Read through the records below and copy each line that uses the word "label".
-- begin AVAILABLE RECORDS --
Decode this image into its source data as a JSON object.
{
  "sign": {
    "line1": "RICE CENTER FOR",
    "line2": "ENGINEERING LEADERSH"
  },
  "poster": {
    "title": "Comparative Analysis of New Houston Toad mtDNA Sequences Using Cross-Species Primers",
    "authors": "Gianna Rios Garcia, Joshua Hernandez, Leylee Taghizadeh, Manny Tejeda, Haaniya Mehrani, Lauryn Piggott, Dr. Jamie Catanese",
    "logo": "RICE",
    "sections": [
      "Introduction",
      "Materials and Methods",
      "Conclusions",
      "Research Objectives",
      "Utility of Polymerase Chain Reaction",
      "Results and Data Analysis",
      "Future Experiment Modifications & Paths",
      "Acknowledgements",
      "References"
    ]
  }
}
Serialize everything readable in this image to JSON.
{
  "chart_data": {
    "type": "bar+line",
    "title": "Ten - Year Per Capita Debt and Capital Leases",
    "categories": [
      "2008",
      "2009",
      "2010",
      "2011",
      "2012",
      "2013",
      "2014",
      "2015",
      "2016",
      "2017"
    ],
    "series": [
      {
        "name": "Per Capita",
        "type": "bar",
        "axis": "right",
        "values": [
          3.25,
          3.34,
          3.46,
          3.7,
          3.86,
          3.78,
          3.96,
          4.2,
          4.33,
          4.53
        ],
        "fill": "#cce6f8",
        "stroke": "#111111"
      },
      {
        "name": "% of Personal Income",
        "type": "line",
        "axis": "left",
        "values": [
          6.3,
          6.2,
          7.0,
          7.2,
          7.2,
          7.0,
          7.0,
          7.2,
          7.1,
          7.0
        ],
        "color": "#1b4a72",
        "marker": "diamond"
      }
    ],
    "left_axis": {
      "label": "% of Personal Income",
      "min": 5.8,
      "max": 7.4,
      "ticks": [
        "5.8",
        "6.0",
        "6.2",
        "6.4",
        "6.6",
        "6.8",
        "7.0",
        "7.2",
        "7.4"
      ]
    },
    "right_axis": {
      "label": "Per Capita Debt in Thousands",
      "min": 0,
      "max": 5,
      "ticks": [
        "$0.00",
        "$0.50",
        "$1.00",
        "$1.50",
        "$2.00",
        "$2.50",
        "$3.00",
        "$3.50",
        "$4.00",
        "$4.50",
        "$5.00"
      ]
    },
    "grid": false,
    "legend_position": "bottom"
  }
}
-- end AVAILABLE RECORDS --
**PROBLEM SOLUTION**
      "label": "% of Personal Income",
      "label": "Per Capita Debt in Thousands",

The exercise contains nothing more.